--- Request ---
Copy the data precisely, keeping every character.

--- Input for this task ---

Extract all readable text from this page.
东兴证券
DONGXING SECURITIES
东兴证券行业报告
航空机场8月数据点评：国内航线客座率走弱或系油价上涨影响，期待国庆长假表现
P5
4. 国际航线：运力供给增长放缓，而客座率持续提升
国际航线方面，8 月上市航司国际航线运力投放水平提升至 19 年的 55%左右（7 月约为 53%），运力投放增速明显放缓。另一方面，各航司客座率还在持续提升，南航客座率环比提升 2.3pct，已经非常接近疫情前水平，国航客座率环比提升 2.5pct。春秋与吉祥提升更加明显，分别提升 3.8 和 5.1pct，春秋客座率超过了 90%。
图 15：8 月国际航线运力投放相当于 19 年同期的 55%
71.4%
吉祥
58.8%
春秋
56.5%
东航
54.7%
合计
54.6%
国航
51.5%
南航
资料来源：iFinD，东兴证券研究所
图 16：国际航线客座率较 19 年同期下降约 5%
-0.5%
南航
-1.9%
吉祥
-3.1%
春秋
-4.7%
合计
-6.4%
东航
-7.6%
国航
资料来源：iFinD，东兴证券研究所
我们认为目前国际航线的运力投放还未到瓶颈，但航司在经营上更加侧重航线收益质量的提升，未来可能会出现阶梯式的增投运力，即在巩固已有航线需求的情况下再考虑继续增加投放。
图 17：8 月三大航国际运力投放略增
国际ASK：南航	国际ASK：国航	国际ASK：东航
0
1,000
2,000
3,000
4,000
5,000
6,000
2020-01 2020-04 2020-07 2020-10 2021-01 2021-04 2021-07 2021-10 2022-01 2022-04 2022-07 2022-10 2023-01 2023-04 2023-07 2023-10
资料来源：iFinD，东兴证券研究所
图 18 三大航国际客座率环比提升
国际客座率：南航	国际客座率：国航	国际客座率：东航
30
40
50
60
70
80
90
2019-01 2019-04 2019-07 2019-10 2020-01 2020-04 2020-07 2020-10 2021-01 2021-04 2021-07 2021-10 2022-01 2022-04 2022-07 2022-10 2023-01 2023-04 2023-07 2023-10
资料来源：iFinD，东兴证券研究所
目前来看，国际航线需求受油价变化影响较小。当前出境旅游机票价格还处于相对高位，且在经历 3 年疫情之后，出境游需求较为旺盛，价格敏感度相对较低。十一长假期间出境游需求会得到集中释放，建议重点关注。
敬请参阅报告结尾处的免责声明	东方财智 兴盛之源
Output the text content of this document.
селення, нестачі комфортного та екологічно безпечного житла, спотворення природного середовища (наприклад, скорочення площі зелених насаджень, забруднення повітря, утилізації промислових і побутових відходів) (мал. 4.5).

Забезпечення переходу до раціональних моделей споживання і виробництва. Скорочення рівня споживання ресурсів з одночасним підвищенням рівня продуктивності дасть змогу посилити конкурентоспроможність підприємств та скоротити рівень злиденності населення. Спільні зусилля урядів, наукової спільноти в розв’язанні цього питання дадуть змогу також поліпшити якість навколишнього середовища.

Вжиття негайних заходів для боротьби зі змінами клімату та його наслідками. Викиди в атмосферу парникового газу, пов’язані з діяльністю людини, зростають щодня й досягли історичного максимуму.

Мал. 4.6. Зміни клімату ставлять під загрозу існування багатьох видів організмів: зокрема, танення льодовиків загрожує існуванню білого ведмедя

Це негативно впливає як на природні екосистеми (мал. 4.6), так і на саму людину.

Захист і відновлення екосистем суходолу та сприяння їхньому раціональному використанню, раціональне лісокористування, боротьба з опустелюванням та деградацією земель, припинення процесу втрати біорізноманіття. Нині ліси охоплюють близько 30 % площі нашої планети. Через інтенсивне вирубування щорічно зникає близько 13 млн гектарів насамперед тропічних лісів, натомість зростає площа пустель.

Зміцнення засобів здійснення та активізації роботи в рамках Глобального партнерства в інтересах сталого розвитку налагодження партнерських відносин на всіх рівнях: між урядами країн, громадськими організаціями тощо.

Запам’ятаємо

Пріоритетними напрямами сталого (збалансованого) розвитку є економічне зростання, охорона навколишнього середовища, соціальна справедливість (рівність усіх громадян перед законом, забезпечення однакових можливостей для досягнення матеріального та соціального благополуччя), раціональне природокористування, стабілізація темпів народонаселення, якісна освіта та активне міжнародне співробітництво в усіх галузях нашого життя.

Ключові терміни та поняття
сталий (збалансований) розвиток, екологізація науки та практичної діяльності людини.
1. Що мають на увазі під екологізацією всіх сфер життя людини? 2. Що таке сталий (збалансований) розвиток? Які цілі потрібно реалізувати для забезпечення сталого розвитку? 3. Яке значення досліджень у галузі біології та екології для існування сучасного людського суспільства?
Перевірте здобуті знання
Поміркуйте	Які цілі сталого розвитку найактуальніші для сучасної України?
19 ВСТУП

--- The output ---
Extract all readable text from this page.
东兴证券
DONGXING SECURITIES
东兴证券行业报告
航空机场8月数据点评：国内航线客座率走弱或系油价上涨影响，期待国庆长假表现
P5
4. 国际航线：运力供给增长放缓，而客座率持续提升
国际航线方面，8 月上市航司国际航线运力投放水平提升至 19 年的 55%左右（7 月约为 53%），运力投放增速明显放缓。另一方面，各航司客座率还在持续提升，南航客座率环比提升 2.3pct，已经非常接近疫情前水平，国航客座率环比提升 2.5pct。春秋与吉祥提升更加明显，分别提升 3.8 和 5.1pct，春秋客座率超过了 90%。
图 15：8 月国际航线运力投放相当于 19 年同期的 55%
71.4%
吉祥
58.8%
春秋
56.5%
东航
54.7%
合计
54.6%
国航
51.5%
南航
资料来源：iFinD，东兴证券研究所
图 16：国际航线客座率较 19 年同期下降约 5%
-0.5%
南航
-1.9%
吉祥
-3.1%
春秋
-4.7%
合计
-6.4%
东航
-7.6%
国航
资料来源：iFinD，东兴证券研究所
我们认为目前国际航线的运力投放还未到瓶颈，但航司在经营上更加侧重航线收益质量的提升，未来可能会出现阶梯式的增投运力，即在巩固已有航线需求的情况下再考虑继续增加投放。
图 17：8 月三大航国际运力投放略增
国际ASK：南航	国际ASK：国航	国际ASK：东航
0
1,000
2,000
3,000
4,000
5,000
6,000
2020-01 2020-04 2020-07 2020-10 2021-01 2021-04 2021-07 2021-10 2022-01 2022-04 2022-07 2022-10 2023-01 2023-04 2023-07 2023-10
资料来源：iFinD，东兴证券研究所
图 18 三大航国际客座率环比提升
国际客座率：南航	国际客座率：国航	国际客座率：东航
30
40
50
60
70
80
90
2019-01 2019-04 2019-07 2019-10 2020-01 2020-04 2020-07 2020-10 2021-01 2021-04 2021-07 2021-10 2022-01 2022-04 2022-07 2022-10 2023-01 2023-04 2023-07 2023-10
资料来源：iFinD，东兴证券研究所
目前来看，国际航线需求受油价变化影响较小。当前出境旅游机票价格还处于相对高位，且在经历 3 年疫情之后，出境游需求较为旺盛，价格敏感度相对较低。十一长假期间出境游需求会得到集中释放，建议重点关注。
敬请参阅报告结尾处的免责声明	东方财智 兴盛之源
Output the text content of this document.
селення, нестачі комфортного та екологічно безпечного житла, спотворення природного середовища (наприклад, скорочення площі зелених насаджень, забруднення повітря, утилізації промислових і побутових відходів) (мал. 4.5).

Забезпечення переходу до раціональних моделей споживання і виробництва. Скорочення рівня споживання ресурсів з одночасним підвищенням рівня продуктивності дасть змогу посилити конкурентоспроможність підприємств та скоротити рівень злиденності населення. Спільні зусилля урядів, наукової спільноти в розв’язанні цього питання дадуть змогу також поліпшити якість навколишнього середовища.

Вжиття негайних заходів для боротьби зі змінами клімату та його наслідками. Викиди в атмосферу парникового газу, пов’язані з діяльністю людини, зростають щодня й досягли історичного максимуму.

Мал. 4.6. Зміни клімату ставлять під загрозу існування багатьох видів організмів: зокрема, танення льодовиків загрожує існуванню білого ведмедя

Це негативно впливає як на природні екосистеми (мал. 4.6), так і на саму людину.

Захист і відновлення екосистем суходолу та сприяння їхньому раціональному використанню, раціональне лісокористування, боротьба з опустелюванням та деградацією земель, припинення процесу втрати біорізноманіття. Нині ліси охоплюють близько 30 % площі нашої планети. Через інтенсивне вирубування щорічно зникає близько 13 млн гектарів насамперед тропічних лісів, натомість зростає площа пустель.

Зміцнення засобів здійснення та активізації роботи в рамках Глобального партнерства в інтересах сталого розвитку налагодження партнерських відносин на всіх рівнях: між урядами країн, громадськими організаціями тощо.

Запам’ятаємо

Пріоритетними напрямами сталого (збалансованого) розвитку є економічне зростання, охорона навколишнього середовища, соціальна справедливість (рівність усіх громадян перед законом, забезпечення однакових можливостей для досягнення матеріального та соціального благополуччя), раціональне природокористування, стабілізація темпів народонаселення, якісна освіта та активне міжнародне співробітництво в усіх галузях нашого життя.

Ключові терміни та поняття
сталий (збалансований) розвиток, екологізація науки та практичної діяльності людини.
1. Що мають на увазі під екологізацією всіх сфер життя людини? 2. Що таке сталий (збалансований) розвиток? Які цілі потрібно реалізувати для забезпечення сталого розвитку? 3. Яке значення досліджень у галузі біології та екології для існування сучасного людського суспільства?
Перевірте здобуті знання
Поміркуйте	Які цілі сталого розвитку найактуальніші для сучасної України?
19 ВСТУП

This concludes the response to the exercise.